*Task description*
Can you transcribe every entry word for word, skipping the images?

>> Begin

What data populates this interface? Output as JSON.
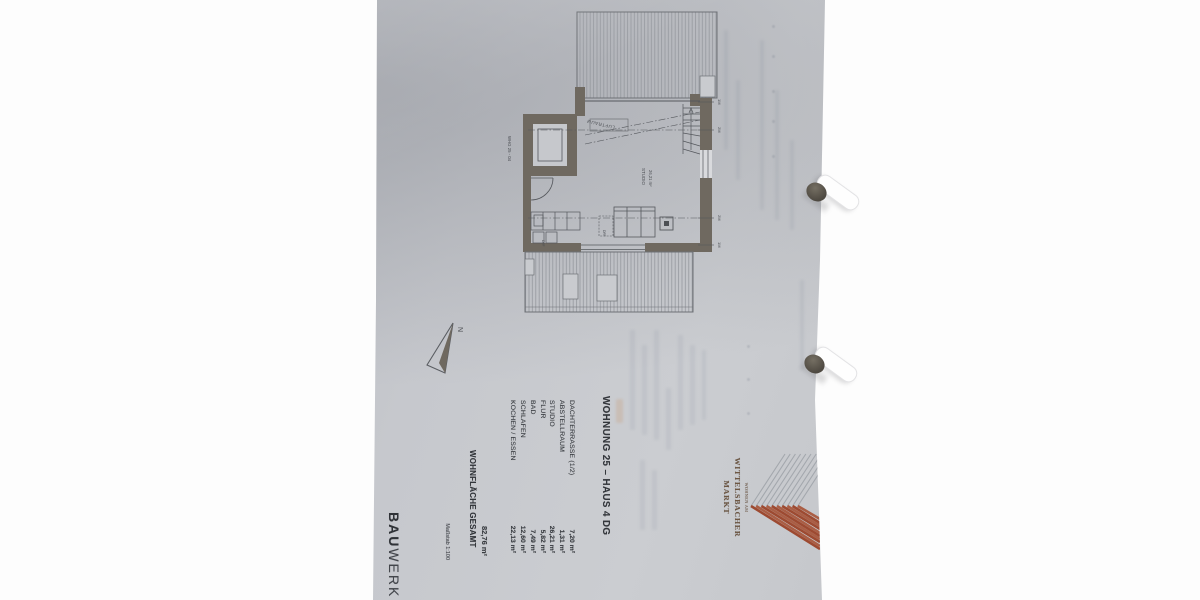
{
  "document": {
    "title": "WOHNUNG 25 – HAUS 4 DG",
    "rooms": [
      {
        "name": "KOCHEN / ESSEN",
        "area": "22,13 m²"
      },
      {
        "name": "SCHLAFEN",
        "area": "12,60 m²"
      },
      {
        "name": "BAD",
        "area": "7,49 m²"
      },
      {
        "name": "FLUR",
        "area": "5,82 m²"
      },
      {
        "name": "STUDIO",
        "area": "26,21 m²"
      },
      {
        "name": "ABSTELLRAUM",
        "area": "1,31 m²"
      },
      {
        "name": "DACHTERRASSE (1/2)",
        "area": "7,20 m²"
      }
    ],
    "total_label": "WOHNFLÄCHE GESAMT",
    "total_value": "82,76 m²",
    "scale_label": "Maßstab 1:100",
    "brand": {
      "kicker": "WOHNEN AM",
      "name_line1": "WITTELSBACHER",
      "name_line2": "MARKT",
      "stripe_brick": "#9d4a31",
      "stripe_brick_light": "#aa5e45",
      "stripe_gray": "#a3a7ad",
      "text_color": "#6e5743"
    },
    "publisher": {
      "bold": "BAU",
      "light": "WERK"
    },
    "plan": {
      "unit_label": "WHG 25 - 04",
      "void_label": "LUFTRAUM",
      "room_label": "STUDIO",
      "room_area": "26,21 m²",
      "skylight_label": "DFF",
      "north_label": "N",
      "height_marks": [
        "1M",
        "2M",
        "2M",
        "1M"
      ]
    }
  }
}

>> End

*Response*
What data populates this interface? Output as JSON.
{
  "document": {
    "title": "WOHNUNG 25 – HAUS 4 DG",
    "rooms": [
      {
        "name": "KOCHEN / ESSEN",
        "area": "22,13 m²"
      },
      {
        "name": "SCHLAFEN",
        "area": "12,60 m²"
      },
      {
        "name": "BAD",
        "area": "7,49 m²"
      },
      {
        "name": "FLUR",
        "area": "5,82 m²"
      },
      {
        "name": "STUDIO",
        "area": "26,21 m²"
      },
      {
        "name": "ABSTELLRAUM",
        "area": "1,31 m²"
      },
      {
        "name": "DACHTERRASSE (1/2)",
        "area": "7,20 m²"
      }
    ],
    "total_label": "WOHNFLÄCHE GESAMT",
    "total_value": "82,76 m²",
    "scale_label": "Maßstab 1:100",
    "brand": {
      "kicker": "WOHNEN AM",
      "name_line1": "WITTELSBACHER",
      "name_line2": "MARKT",
      "stripe_brick": "#9d4a31",
      "stripe_brick_light": "#aa5e45",
      "stripe_gray": "#a3a7ad",
      "text_color": "#6e5743"
    },
    "publisher": {
      "bold": "BAU",
      "light": "WERK"
    },
    "plan": {
      "unit_label": "WHG 25 - 04",
      "void_label": "LUFTRAUM",
      "room_label": "STUDIO",
      "room_area": "26,21 m²",
      "skylight_label": "DFF",
      "north_label": "N",
      "height_marks": [
        "1M",
        "2M",
        "2M",
        "1M"
      ]
    }
  }
}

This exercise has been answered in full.